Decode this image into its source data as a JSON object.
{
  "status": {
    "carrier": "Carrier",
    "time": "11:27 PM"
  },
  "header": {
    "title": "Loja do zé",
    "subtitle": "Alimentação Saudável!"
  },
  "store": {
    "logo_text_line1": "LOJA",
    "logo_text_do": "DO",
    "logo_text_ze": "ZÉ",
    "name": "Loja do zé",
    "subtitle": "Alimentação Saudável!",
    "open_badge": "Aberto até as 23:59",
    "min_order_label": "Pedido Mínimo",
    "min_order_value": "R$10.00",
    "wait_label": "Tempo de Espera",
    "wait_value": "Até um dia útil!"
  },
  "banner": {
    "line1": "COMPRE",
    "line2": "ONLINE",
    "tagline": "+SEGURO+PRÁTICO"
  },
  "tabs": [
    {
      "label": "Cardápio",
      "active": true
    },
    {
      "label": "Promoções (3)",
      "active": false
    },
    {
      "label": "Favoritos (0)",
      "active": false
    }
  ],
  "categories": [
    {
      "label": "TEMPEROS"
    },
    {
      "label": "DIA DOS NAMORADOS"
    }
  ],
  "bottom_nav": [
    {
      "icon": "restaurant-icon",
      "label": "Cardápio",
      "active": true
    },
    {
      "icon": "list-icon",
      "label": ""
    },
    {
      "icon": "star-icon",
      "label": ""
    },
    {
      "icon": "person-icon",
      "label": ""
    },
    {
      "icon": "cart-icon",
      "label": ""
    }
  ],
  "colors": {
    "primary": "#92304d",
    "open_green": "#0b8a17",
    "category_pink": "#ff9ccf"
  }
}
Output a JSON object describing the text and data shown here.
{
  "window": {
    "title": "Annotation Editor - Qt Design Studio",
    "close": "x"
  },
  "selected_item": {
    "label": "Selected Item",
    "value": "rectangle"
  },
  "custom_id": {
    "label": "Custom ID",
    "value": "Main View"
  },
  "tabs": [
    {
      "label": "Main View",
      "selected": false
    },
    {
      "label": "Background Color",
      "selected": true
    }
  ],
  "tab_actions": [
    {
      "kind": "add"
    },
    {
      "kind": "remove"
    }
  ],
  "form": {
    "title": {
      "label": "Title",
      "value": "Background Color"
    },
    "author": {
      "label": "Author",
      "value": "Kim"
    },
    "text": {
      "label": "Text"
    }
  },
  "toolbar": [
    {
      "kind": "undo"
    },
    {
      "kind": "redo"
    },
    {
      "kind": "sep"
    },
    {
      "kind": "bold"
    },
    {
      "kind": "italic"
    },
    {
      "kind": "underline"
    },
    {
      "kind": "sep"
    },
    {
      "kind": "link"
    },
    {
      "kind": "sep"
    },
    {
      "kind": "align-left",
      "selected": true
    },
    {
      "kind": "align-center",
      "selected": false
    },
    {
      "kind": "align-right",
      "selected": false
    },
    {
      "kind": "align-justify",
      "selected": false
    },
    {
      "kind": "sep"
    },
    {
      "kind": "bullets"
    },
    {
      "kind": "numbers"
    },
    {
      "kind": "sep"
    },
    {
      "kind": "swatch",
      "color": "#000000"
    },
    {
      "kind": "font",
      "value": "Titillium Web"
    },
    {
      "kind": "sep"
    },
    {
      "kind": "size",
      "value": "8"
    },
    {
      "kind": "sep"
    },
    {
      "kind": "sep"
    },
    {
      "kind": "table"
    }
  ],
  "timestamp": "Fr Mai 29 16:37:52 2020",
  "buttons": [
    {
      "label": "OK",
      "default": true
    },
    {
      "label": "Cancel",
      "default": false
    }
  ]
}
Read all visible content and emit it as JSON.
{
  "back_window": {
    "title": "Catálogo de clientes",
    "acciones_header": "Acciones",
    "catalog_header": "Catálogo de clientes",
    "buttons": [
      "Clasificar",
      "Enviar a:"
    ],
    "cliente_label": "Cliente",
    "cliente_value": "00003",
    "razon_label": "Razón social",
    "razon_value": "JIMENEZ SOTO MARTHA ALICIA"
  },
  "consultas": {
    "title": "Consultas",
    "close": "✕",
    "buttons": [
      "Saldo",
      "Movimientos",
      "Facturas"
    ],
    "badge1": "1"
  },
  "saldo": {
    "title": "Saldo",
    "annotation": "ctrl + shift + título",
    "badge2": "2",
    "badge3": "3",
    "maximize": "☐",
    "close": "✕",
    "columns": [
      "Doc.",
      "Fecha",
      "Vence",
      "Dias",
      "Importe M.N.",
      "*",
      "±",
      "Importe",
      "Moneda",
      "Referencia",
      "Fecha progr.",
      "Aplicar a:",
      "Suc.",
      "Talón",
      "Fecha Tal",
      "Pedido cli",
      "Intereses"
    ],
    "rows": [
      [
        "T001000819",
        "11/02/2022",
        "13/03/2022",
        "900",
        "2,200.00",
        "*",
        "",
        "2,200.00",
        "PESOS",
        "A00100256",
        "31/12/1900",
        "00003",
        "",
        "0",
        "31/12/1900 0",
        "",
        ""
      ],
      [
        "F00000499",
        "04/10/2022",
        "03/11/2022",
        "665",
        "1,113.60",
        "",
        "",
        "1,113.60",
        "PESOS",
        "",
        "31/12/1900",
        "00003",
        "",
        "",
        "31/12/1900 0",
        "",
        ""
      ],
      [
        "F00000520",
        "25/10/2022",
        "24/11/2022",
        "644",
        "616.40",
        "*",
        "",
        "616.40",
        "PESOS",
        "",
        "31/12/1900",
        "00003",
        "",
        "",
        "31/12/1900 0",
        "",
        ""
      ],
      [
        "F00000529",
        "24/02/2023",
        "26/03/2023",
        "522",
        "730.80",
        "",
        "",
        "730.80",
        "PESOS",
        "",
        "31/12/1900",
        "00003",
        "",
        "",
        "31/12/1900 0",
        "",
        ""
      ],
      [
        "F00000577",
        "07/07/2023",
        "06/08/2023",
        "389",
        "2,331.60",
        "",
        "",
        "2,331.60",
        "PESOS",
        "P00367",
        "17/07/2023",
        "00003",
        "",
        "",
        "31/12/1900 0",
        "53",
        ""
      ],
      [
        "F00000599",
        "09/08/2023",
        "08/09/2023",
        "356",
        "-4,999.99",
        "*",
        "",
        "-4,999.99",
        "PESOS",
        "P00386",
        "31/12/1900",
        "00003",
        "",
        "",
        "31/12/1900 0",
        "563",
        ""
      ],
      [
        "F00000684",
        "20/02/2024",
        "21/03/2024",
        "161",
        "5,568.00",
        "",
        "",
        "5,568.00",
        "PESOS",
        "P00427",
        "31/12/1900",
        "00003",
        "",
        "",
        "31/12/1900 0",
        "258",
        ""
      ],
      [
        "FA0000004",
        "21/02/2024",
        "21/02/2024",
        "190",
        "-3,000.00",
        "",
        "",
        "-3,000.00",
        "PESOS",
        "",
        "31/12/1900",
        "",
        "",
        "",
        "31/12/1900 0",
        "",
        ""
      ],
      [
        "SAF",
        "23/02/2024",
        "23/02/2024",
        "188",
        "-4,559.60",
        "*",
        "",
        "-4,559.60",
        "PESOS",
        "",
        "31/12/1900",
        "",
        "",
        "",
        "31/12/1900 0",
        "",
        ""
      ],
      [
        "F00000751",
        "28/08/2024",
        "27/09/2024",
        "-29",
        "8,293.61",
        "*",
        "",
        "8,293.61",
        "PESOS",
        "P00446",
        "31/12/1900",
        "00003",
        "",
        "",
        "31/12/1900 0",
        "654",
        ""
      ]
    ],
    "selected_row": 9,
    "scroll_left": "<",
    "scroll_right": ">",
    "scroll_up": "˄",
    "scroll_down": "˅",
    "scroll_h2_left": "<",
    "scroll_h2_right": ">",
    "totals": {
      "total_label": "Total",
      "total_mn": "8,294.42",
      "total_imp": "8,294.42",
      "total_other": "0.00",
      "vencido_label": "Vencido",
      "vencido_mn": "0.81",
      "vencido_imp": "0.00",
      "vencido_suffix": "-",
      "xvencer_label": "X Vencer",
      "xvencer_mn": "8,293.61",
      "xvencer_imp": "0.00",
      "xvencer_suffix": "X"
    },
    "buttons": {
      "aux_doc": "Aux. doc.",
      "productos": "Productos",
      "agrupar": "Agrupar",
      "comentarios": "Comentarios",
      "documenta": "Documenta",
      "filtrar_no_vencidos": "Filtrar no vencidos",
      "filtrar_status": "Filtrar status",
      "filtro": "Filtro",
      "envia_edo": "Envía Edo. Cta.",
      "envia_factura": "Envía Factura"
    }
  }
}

- [Exercise requirements] Working from the material above, state how many lines contain "Pedido"; give only the number.

- [Correct result] 2